> [Problem statement]: All of the records below must be output exactly, with no pictures carried over.

> [Supplied material]:
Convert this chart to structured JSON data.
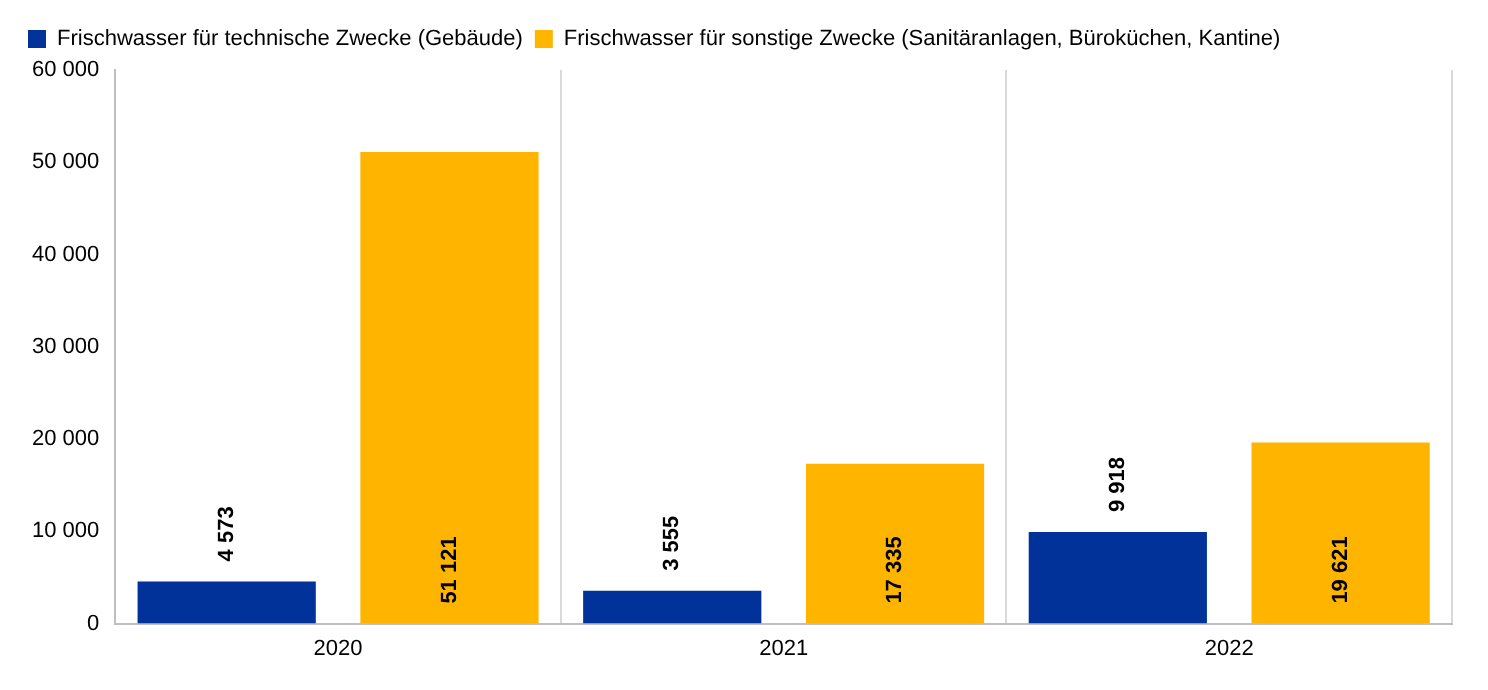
{
  "chart_data": {
    "type": "bar",
    "categories": [
      "2020",
      "2021",
      "2022"
    ],
    "series": [
      {
        "name": "Frischwasser für technische Zwecke (Gebäude)",
        "color": "#003299",
        "values": [
          4573,
          3555,
          9918
        ],
        "value_labels": [
          "4 573",
          "3 555",
          "9 918"
        ]
      },
      {
        "name": "Frischwasser für sonstige Zwecke (Sanitäranlagen, Büroküchen, Kantine)",
        "color": "#ffb400",
        "values": [
          51121,
          17335,
          19621
        ],
        "value_labels": [
          "51 121",
          "17 335",
          "19 621"
        ]
      }
    ],
    "ylim": [
      0,
      60000
    ],
    "yticks": [
      {
        "value": 0,
        "label": "0"
      },
      {
        "value": 10000,
        "label": "10 000"
      },
      {
        "value": 20000,
        "label": "20 000"
      },
      {
        "value": 30000,
        "label": "30 000"
      },
      {
        "value": 40000,
        "label": "40 000"
      },
      {
        "value": 50000,
        "label": "50 000"
      },
      {
        "value": 60000,
        "label": "60 000"
      }
    ],
    "grid": "x",
    "legend": "top left"
  }
}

> [Exercise output]:
Convert this chart to structured JSON data.
{
  "chart_data": {
    "type": "bar",
    "categories": [
      "2020",
      "2021",
      "2022"
    ],
    "series": [
      {
        "name": "Frischwasser für technische Zwecke (Gebäude)",
        "color": "#003299",
        "values": [
          4573,
          3555,
          9918
        ],
        "value_labels": [
          "4 573",
          "3 555",
          "9 918"
        ]
      },
      {
        "name": "Frischwasser für sonstige Zwecke (Sanitäranlagen, Büroküchen, Kantine)",
        "color": "#ffb400",
        "values": [
          51121,
          17335,
          19621
        ],
        "value_labels": [
          "51 121",
          "17 335",
          "19 621"
        ]
      }
    ],
    "ylim": [
      0,
      60000
    ],
    "yticks": [
      {
        "value": 0,
        "label": "0"
      },
      {
        "value": 10000,
        "label": "10 000"
      },
      {
        "value": 20000,
        "label": "20 000"
      },
      {
        "value": 30000,
        "label": "30 000"
      },
      {
        "value": 40000,
        "label": "40 000"
      },
      {
        "value": 50000,
        "label": "50 000"
      },
      {
        "value": 60000,
        "label": "60 000"
      }
    ],
    "grid": "x",
    "legend": "top left"
  }
}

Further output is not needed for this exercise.